§ Exercise requirements:
Repeat the material exactly as it appears.

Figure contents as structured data
▬▬▬▬▬▬▬▬▬▬

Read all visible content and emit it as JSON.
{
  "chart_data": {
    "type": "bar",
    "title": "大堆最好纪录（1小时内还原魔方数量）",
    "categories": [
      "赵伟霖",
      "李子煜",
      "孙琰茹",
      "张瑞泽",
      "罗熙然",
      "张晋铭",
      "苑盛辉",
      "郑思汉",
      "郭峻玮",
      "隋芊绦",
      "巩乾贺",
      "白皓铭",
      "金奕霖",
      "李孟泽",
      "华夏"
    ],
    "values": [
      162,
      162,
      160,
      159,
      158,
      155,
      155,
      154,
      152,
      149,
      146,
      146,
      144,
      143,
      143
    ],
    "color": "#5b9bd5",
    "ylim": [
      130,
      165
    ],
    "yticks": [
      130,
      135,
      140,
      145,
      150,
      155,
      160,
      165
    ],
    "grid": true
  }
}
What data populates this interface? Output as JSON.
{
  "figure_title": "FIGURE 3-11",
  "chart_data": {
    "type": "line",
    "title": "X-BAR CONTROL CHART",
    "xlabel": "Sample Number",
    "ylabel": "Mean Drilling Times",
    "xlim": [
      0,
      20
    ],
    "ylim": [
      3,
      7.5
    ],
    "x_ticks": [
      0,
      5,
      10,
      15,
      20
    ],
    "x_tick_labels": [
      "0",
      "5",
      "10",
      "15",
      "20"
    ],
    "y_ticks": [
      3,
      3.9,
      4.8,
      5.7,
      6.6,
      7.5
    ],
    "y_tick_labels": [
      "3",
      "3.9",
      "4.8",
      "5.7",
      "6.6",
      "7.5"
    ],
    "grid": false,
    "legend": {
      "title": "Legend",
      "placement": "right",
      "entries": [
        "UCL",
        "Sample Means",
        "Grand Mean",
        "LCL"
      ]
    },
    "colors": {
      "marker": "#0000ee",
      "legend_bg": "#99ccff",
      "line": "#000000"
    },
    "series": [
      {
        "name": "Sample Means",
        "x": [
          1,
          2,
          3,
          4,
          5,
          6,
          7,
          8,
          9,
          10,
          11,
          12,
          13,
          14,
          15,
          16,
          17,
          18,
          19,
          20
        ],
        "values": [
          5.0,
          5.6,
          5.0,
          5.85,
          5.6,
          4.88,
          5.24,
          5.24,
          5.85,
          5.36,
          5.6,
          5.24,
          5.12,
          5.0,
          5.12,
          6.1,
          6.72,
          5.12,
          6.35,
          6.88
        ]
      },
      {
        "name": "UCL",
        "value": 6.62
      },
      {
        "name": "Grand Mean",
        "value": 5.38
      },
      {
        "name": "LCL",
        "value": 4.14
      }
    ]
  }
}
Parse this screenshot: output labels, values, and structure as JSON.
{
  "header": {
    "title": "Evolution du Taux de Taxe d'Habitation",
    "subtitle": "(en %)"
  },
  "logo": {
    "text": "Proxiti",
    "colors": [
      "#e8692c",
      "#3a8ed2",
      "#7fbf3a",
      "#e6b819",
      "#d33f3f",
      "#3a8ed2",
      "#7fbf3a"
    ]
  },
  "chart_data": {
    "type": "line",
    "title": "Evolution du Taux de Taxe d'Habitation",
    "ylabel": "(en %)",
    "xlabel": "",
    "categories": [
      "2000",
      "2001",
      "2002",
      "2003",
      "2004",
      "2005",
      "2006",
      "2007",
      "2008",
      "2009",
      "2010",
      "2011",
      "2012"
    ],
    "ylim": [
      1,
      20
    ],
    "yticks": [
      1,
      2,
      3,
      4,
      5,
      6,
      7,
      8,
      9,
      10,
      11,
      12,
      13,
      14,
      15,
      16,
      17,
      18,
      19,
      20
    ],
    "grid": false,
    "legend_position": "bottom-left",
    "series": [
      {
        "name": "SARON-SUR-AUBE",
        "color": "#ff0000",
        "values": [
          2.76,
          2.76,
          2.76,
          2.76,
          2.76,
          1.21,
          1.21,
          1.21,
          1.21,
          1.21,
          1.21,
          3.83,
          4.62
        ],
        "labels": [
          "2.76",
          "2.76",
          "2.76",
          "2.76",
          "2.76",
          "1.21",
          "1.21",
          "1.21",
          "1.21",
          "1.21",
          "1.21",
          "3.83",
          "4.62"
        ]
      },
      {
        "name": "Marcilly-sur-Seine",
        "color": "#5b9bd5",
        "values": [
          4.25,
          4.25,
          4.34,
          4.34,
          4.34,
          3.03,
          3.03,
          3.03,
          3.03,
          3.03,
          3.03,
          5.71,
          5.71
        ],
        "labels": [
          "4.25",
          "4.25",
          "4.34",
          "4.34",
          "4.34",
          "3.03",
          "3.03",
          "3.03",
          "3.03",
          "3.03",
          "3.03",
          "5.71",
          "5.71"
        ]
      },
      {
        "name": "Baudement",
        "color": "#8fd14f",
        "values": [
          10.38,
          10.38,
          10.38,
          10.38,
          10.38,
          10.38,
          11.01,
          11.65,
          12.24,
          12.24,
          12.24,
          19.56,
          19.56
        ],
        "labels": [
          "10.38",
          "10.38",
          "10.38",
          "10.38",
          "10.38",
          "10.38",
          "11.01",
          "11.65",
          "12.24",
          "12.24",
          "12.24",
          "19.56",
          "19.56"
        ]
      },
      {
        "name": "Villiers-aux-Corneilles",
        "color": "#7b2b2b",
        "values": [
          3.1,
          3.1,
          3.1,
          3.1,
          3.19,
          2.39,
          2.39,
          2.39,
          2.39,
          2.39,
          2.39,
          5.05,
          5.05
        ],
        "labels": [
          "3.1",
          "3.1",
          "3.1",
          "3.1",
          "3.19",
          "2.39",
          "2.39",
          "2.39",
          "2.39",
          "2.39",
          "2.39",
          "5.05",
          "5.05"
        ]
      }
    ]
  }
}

▬▬▬▬▬▬▬▬▬▬

§ Exercise output:
Read all visible content and emit it as JSON.
{
  "chart_data": {
    "type": "bar",
    "title": "大堆最好纪录（1小时内还原魔方数量）",
    "categories": [
      "赵伟霖",
      "李子煜",
      "孙琰茹",
      "张瑞泽",
      "罗熙然",
      "张晋铭",
      "苑盛辉",
      "郑思汉",
      "郭峻玮",
      "隋芊绦",
      "巩乾贺",
      "白皓铭",
      "金奕霖",
      "李孟泽",
      "华夏"
    ],
    "values": [
      162,
      162,
      160,
      159,
      158,
      155,
      155,
      154,
      152,
      149,
      146,
      146,
      144,
      143,
      143
    ],
    "color": "#5b9bd5",
    "ylim": [
      130,
      165
    ],
    "yticks": [
      130,
      135,
      140,
      145,
      150,
      155,
      160,
      165
    ],
    "grid": true
  }
}
What data populates this interface? Output as JSON.
{
  "figure_title": "FIGURE 3-11",
  "chart_data": {
    "type": "line",
    "title": "X-BAR CONTROL CHART",
    "xlabel": "Sample Number",
    "ylabel": "Mean Drilling Times",
    "xlim": [
      0,
      20
    ],
    "ylim": [
      3,
      7.5
    ],
    "x_ticks": [
      0,
      5,
      10,
      15,
      20
    ],
    "x_tick_labels": [
      "0",
      "5",
      "10",
      "15",
      "20"
    ],
    "y_ticks": [
      3,
      3.9,
      4.8,
      5.7,
      6.6,
      7.5
    ],
    "y_tick_labels": [
      "3",
      "3.9",
      "4.8",
      "5.7",
      "6.6",
      "7.5"
    ],
    "grid": false,
    "legend": {
      "title": "Legend",
      "placement": "right",
      "entries": [
        "UCL",
        "Sample Means",
        "Grand Mean",
        "LCL"
      ]
    },
    "colors": {
      "marker": "#0000ee",
      "legend_bg": "#99ccff",
      "line": "#000000"
    },
    "series": [
      {
        "name": "Sample Means",
        "x": [
          1,
          2,
          3,
          4,
          5,
          6,
          7,
          8,
          9,
          10,
          11,
          12,
          13,
          14,
          15,
          16,
          17,
          18,
          19,
          20
        ],
        "values": [
          5.0,
          5.6,
          5.0,
          5.85,
          5.6,
          4.88,
          5.24,
          5.24,
          5.85,
          5.36,
          5.6,
          5.24,
          5.12,
          5.0,
          5.12,
          6.1,
          6.72,
          5.12,
          6.35,
          6.88
        ]
      },
      {
        "name": "UCL",
        "value": 6.62
      },
      {
        "name": "Grand Mean",
        "value": 5.38
      },
      {
        "name": "LCL",
        "value": 4.14
      }
    ]
  }
}
Parse this screenshot: output labels, values, and structure as JSON.
{
  "header": {
    "title": "Evolution du Taux de Taxe d'Habitation",
    "subtitle": "(en %)"
  },
  "logo": {
    "text": "Proxiti",
    "colors": [
      "#e8692c",
      "#3a8ed2",
      "#7fbf3a",
      "#e6b819",
      "#d33f3f",
      "#3a8ed2",
      "#7fbf3a"
    ]
  },
  "chart_data": {
    "type": "line",
    "title": "Evolution du Taux de Taxe d'Habitation",
    "ylabel": "(en %)",
    "xlabel": "",
    "categories": [
      "2000",
      "2001",
      "2002",
      "2003",
      "2004",
      "2005",
      "2006",
      "2007",
      "2008",
      "2009",
      "2010",
      "2011",
      "2012"
    ],
    "ylim": [
      1,
      20
    ],
    "yticks": [
      1,
      2,
      3,
      4,
      5,
      6,
      7,
      8,
      9,
      10,
      11,
      12,
      13,
      14,
      15,
      16,
      17,
      18,
      19,
      20
    ],
    "grid": false,
    "legend_position": "bottom-left",
    "series": [
      {
        "name": "SARON-SUR-AUBE",
        "color": "#ff0000",
        "values": [
          2.76,
          2.76,
          2.76,
          2.76,
          2.76,
          1.21,
          1.21,
          1.21,
          1.21,
          1.21,
          1.21,
          3.83,
          4.62
        ],
        "labels": [
          "2.76",
          "2.76",
          "2.76",
          "2.76",
          "2.76",
          "1.21",
          "1.21",
          "1.21",
          "1.21",
          "1.21",
          "1.21",
          "3.83",
          "4.62"
        ]
      },
      {
        "name": "Marcilly-sur-Seine",
        "color": "#5b9bd5",
        "values": [
          4.25,
          4.25,
          4.34,
          4.34,
          4.34,
          3.03,
          3.03,
          3.03,
          3.03,
          3.03,
          3.03,
          5.71,
          5.71
        ],
        "labels": [
          "4.25",
          "4.25",
          "4.34",
          "4.34",
          "4.34",
          "3.03",
          "3.03",
          "3.03",
          "3.03",
          "3.03",
          "3.03",
          "5.71",
          "5.71"
        ]
      },
      {
        "name": "Baudement",
        "color": "#8fd14f",
        "values": [
          10.38,
          10.38,
          10.38,
          10.38,
          10.38,
          10.38,
          11.01,
          11.65,
          12.24,
          12.24,
          12.24,
          19.56,
          19.56
        ],
        "labels": [
          "10.38",
          "10.38",
          "10.38",
          "10.38",
          "10.38",
          "10.38",
          "11.01",
          "11.65",
          "12.24",
          "12.24",
          "12.24",
          "19.56",
          "19.56"
        ]
      },
      {
        "name": "Villiers-aux-Corneilles",
        "color": "#7b2b2b",
        "values": [
          3.1,
          3.1,
          3.1,
          3.1,
          3.19,
          2.39,
          2.39,
          2.39,
          2.39,
          2.39,
          2.39,
          5.05,
          5.05
        ],
        "labels": [
          "3.1",
          "3.1",
          "3.1",
          "3.1",
          "3.19",
          "2.39",
          "2.39",
          "2.39",
          "2.39",
          "2.39",
          "2.39",
          "5.05",
          "5.05"
        ]
      }
    ]
  }
}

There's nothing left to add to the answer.